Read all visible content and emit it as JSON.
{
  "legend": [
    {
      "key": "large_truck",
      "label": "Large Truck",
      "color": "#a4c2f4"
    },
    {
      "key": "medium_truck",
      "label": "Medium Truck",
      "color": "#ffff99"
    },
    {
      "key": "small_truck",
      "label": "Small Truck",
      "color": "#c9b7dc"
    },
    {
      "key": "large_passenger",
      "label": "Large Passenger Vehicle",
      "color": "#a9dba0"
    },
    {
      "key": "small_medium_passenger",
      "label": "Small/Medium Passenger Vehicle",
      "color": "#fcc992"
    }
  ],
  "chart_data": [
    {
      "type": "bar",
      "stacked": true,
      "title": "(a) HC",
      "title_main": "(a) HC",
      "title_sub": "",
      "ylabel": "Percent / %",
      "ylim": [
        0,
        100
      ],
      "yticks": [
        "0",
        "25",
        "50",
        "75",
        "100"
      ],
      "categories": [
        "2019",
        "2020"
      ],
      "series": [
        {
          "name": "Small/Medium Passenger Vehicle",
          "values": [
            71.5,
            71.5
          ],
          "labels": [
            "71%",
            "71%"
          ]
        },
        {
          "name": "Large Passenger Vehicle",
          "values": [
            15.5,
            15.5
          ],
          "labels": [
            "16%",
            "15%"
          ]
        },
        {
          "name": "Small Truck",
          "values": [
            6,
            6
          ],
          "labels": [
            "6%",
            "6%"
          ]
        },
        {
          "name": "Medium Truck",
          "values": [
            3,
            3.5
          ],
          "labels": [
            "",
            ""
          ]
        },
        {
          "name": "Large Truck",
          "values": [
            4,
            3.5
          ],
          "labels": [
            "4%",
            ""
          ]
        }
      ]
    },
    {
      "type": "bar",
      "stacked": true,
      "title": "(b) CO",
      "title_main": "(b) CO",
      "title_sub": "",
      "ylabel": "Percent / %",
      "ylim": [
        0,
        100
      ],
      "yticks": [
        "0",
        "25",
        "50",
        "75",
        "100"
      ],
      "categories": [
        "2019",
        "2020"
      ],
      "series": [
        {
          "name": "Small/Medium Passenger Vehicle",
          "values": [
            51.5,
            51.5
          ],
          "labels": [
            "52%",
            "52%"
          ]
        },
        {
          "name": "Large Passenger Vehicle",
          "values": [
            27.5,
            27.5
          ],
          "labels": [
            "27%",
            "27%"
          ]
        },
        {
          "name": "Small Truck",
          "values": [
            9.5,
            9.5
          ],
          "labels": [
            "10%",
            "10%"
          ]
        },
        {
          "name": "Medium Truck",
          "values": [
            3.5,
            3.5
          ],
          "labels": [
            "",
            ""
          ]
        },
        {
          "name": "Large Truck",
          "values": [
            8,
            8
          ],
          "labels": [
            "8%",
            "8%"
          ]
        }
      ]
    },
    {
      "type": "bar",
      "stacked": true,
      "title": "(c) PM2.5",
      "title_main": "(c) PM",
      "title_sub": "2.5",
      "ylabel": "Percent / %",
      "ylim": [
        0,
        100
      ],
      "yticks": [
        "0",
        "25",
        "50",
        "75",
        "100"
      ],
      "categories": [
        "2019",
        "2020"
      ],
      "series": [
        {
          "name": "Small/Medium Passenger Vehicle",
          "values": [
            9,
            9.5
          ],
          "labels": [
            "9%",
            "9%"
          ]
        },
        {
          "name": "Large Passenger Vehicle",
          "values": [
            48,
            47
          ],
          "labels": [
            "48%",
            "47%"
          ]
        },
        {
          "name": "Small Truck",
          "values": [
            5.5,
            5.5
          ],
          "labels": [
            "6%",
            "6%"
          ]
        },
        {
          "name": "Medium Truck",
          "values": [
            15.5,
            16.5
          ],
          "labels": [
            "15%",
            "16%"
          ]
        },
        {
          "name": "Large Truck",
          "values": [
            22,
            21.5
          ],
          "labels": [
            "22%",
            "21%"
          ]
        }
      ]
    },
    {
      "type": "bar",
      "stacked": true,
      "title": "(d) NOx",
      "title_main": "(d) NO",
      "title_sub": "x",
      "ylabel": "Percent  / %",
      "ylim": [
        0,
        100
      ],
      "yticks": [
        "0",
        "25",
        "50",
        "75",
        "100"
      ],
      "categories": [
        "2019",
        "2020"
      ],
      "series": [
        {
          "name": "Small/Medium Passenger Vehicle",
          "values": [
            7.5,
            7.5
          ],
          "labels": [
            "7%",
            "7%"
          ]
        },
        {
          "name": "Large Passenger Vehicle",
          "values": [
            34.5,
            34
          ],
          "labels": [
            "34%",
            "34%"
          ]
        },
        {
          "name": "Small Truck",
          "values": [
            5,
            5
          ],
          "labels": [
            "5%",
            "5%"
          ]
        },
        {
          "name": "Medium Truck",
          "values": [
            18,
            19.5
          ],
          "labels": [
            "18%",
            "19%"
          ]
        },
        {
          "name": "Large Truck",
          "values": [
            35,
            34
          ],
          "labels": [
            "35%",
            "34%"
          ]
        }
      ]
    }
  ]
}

_SET TASK_:
Reproduce the entries above exactly.

_SOLVED EXERCISE_:
Read all visible content and emit it as JSON.
{
  "legend": [
    {
      "key": "large_truck",
      "label": "Large Truck",
      "color": "#a4c2f4"
    },
    {
      "key": "medium_truck",
      "label": "Medium Truck",
      "color": "#ffff99"
    },
    {
      "key": "small_truck",
      "label": "Small Truck",
      "color": "#c9b7dc"
    },
    {
      "key": "large_passenger",
      "label": "Large Passenger Vehicle",
      "color": "#a9dba0"
    },
    {
      "key": "small_medium_passenger",
      "label": "Small/Medium Passenger Vehicle",
      "color": "#fcc992"
    }
  ],
  "chart_data": [
    {
      "type": "bar",
      "stacked": true,
      "title": "(a) HC",
      "title_main": "(a) HC",
      "title_sub": "",
      "ylabel": "Percent / %",
      "ylim": [
        0,
        100
      ],
      "yticks": [
        "0",
        "25",
        "50",
        "75",
        "100"
      ],
      "categories": [
        "2019",
        "2020"
      ],
      "series": [
        {
          "name": "Small/Medium Passenger Vehicle",
          "values": [
            71.5,
            71.5
          ],
          "labels": [
            "71%",
            "71%"
          ]
        },
        {
          "name": "Large Passenger Vehicle",
          "values": [
            15.5,
            15.5
          ],
          "labels": [
            "16%",
            "15%"
          ]
        },
        {
          "name": "Small Truck",
          "values": [
            6,
            6
          ],
          "labels": [
            "6%",
            "6%"
          ]
        },
        {
          "name": "Medium Truck",
          "values": [
            3,
            3.5
          ],
          "labels": [
            "",
            ""
          ]
        },
        {
          "name": "Large Truck",
          "values": [
            4,
            3.5
          ],
          "labels": [
            "4%",
            ""
          ]
        }
      ]
    },
    {
      "type": "bar",
      "stacked": true,
      "title": "(b) CO",
      "title_main": "(b) CO",
      "title_sub": "",
      "ylabel": "Percent / %",
      "ylim": [
        0,
        100
      ],
      "yticks": [
        "0",
        "25",
        "50",
        "75",
        "100"
      ],
      "categories": [
        "2019",
        "2020"
      ],
      "series": [
        {
          "name": "Small/Medium Passenger Vehicle",
          "values": [
            51.5,
            51.5
          ],
          "labels": [
            "52%",
            "52%"
          ]
        },
        {
          "name": "Large Passenger Vehicle",
          "values": [
            27.5,
            27.5
          ],
          "labels": [
            "27%",
            "27%"
          ]
        },
        {
          "name": "Small Truck",
          "values": [
            9.5,
            9.5
          ],
          "labels": [
            "10%",
            "10%"
          ]
        },
        {
          "name": "Medium Truck",
          "values": [
            3.5,
            3.5
          ],
          "labels": [
            "",
            ""
          ]
        },
        {
          "name": "Large Truck",
          "values": [
            8,
            8
          ],
          "labels": [
            "8%",
            "8%"
          ]
        }
      ]
    },
    {
      "type": "bar",
      "stacked": true,
      "title": "(c) PM2.5",
      "title_main": "(c) PM",
      "title_sub": "2.5",
      "ylabel": "Percent / %",
      "ylim": [
        0,
        100
      ],
      "yticks": [
        "0",
        "25",
        "50",
        "75",
        "100"
      ],
      "categories": [
        "2019",
        "2020"
      ],
      "series": [
        {
          "name": "Small/Medium Passenger Vehicle",
          "values": [
            9,
            9.5
          ],
          "labels": [
            "9%",
            "9%"
          ]
        },
        {
          "name": "Large Passenger Vehicle",
          "values": [
            48,
            47
          ],
          "labels": [
            "48%",
            "47%"
          ]
        },
        {
          "name": "Small Truck",
          "values": [
            5.5,
            5.5
          ],
          "labels": [
            "6%",
            "6%"
          ]
        },
        {
          "name": "Medium Truck",
          "values": [
            15.5,
            16.5
          ],
          "labels": [
            "15%",
            "16%"
          ]
        },
        {
          "name": "Large Truck",
          "values": [
            22,
            21.5
          ],
          "labels": [
            "22%",
            "21%"
          ]
        }
      ]
    },
    {
      "type": "bar",
      "stacked": true,
      "title": "(d) NOx",
      "title_main": "(d) NO",
      "title_sub": "x",
      "ylabel": "Percent  / %",
      "ylim": [
        0,
        100
      ],
      "yticks": [
        "0",
        "25",
        "50",
        "75",
        "100"
      ],
      "categories": [
        "2019",
        "2020"
      ],
      "series": [
        {
          "name": "Small/Medium Passenger Vehicle",
          "values": [
            7.5,
            7.5
          ],
          "labels": [
            "7%",
            "7%"
          ]
        },
        {
          "name": "Large Passenger Vehicle",
          "values": [
            34.5,
            34
          ],
          "labels": [
            "34%",
            "34%"
          ]
        },
        {
          "name": "Small Truck",
          "values": [
            5,
            5
          ],
          "labels": [
            "5%",
            "5%"
          ]
        },
        {
          "name": "Medium Truck",
          "values": [
            18,
            19.5
          ],
          "labels": [
            "18%",
            "19%"
          ]
        },
        {
          "name": "Large Truck",
          "values": [
            35,
            34
          ],
          "labels": [
            "35%",
            "34%"
          ]
        }
      ]
    }
  ]
}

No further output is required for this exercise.